• _Dataset content_
-- START --

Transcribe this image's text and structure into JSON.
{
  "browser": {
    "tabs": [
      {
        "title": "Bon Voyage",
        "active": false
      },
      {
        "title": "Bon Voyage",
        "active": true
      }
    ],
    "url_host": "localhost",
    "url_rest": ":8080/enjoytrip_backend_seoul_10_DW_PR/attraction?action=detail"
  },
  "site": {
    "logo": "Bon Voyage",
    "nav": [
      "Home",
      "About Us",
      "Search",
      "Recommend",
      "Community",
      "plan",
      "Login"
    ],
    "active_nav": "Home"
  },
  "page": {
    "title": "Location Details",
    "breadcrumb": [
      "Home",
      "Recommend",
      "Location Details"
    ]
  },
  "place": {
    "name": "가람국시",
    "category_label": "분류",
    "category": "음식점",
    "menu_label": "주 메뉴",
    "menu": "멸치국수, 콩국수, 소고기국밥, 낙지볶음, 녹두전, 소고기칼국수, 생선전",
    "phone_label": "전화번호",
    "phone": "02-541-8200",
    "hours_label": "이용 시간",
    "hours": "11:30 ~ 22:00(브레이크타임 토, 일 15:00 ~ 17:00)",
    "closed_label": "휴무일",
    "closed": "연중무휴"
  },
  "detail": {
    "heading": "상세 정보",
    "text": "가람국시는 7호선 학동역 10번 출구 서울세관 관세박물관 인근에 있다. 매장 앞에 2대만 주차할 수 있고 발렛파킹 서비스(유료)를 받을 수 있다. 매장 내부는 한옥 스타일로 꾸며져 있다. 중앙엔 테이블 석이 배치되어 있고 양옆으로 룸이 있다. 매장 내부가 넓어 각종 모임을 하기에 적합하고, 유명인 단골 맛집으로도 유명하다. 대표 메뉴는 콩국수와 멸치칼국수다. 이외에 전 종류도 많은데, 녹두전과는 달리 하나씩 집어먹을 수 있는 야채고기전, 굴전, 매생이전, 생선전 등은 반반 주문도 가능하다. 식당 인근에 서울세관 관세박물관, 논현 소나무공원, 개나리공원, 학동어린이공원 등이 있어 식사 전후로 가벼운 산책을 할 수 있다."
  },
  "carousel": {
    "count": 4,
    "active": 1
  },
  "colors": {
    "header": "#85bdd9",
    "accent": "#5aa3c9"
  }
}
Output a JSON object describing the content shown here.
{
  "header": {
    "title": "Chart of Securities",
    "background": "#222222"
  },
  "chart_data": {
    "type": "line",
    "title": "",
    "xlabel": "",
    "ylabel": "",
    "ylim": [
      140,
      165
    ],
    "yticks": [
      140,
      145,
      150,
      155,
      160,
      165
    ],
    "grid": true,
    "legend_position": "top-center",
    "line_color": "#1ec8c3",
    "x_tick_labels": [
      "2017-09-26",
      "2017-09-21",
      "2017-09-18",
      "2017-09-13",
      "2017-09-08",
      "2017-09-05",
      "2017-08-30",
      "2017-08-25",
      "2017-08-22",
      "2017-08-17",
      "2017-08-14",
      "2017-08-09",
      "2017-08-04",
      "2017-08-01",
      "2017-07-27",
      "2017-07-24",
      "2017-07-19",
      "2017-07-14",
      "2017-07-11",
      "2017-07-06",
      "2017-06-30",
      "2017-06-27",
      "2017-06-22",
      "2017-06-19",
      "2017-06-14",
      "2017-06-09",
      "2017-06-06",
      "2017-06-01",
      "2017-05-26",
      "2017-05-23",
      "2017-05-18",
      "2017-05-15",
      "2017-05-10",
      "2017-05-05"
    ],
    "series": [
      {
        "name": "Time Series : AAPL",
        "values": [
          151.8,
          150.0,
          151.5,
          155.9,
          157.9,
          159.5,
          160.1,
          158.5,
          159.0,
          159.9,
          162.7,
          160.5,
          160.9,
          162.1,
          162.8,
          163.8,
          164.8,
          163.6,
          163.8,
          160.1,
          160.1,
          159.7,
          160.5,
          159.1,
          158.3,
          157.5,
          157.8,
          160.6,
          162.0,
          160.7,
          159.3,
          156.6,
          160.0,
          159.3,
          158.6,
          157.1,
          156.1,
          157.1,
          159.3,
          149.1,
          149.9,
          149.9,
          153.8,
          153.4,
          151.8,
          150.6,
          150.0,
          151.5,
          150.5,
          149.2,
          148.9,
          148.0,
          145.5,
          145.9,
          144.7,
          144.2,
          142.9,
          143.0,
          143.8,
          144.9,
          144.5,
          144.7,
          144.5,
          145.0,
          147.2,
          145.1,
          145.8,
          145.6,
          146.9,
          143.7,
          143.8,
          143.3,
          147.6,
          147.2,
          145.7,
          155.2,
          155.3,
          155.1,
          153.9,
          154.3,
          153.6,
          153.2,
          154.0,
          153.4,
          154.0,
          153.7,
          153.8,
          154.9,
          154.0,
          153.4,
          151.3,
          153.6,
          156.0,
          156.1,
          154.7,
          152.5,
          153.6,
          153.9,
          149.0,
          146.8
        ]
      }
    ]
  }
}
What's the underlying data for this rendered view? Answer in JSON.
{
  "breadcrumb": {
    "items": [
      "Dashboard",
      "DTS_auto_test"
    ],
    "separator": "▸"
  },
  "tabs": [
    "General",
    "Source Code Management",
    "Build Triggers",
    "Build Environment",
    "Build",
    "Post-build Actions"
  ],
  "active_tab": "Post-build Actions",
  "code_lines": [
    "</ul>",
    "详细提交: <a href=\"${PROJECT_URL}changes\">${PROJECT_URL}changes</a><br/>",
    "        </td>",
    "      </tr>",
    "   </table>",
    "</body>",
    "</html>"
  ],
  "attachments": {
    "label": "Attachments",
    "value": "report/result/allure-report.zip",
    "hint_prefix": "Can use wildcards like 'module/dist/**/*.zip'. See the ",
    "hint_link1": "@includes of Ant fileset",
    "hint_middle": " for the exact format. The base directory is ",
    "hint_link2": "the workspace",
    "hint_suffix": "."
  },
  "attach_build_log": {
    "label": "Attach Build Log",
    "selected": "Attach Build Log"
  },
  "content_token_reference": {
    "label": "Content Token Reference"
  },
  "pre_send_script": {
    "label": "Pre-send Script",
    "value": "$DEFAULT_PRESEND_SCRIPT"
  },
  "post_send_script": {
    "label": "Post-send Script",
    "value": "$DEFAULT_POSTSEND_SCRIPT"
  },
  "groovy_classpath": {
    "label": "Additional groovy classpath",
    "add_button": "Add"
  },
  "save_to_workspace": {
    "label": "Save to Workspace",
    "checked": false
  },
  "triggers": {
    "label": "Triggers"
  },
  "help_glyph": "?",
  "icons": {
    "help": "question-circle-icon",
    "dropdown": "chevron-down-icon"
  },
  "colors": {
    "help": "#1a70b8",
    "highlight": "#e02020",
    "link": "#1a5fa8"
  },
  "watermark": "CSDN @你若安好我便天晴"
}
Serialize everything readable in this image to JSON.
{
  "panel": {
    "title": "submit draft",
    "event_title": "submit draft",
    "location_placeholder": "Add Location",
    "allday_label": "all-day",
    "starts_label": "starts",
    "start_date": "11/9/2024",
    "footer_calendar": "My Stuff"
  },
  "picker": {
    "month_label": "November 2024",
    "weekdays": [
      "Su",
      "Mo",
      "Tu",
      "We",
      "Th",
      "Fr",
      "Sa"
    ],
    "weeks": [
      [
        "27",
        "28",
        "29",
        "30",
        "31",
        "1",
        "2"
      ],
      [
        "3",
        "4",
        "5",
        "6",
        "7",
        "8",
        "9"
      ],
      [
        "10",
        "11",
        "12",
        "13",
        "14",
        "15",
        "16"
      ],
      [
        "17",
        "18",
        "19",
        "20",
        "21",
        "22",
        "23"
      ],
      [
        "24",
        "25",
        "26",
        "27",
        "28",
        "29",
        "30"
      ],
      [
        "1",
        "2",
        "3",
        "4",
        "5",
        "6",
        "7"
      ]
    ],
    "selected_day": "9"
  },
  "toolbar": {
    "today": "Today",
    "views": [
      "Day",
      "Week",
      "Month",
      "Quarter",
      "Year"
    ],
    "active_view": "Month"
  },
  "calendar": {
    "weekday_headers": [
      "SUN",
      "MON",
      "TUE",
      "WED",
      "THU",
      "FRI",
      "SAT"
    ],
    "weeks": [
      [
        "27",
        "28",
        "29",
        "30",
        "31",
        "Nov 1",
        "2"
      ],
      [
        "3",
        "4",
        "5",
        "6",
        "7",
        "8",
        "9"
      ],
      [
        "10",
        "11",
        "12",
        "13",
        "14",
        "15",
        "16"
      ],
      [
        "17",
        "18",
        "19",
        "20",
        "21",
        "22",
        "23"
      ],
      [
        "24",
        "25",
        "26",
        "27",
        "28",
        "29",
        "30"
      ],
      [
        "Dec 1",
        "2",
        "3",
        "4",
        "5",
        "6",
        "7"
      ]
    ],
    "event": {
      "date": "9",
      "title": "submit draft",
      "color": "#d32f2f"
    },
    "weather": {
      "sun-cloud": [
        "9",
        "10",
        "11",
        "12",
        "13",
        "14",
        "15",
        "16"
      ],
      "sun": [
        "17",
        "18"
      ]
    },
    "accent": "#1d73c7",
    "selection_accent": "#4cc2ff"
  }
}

-- END --

• _Problem to solve_
Count how many lines in the data above hold the string "text", and give the number with no other words.

• _The output_
2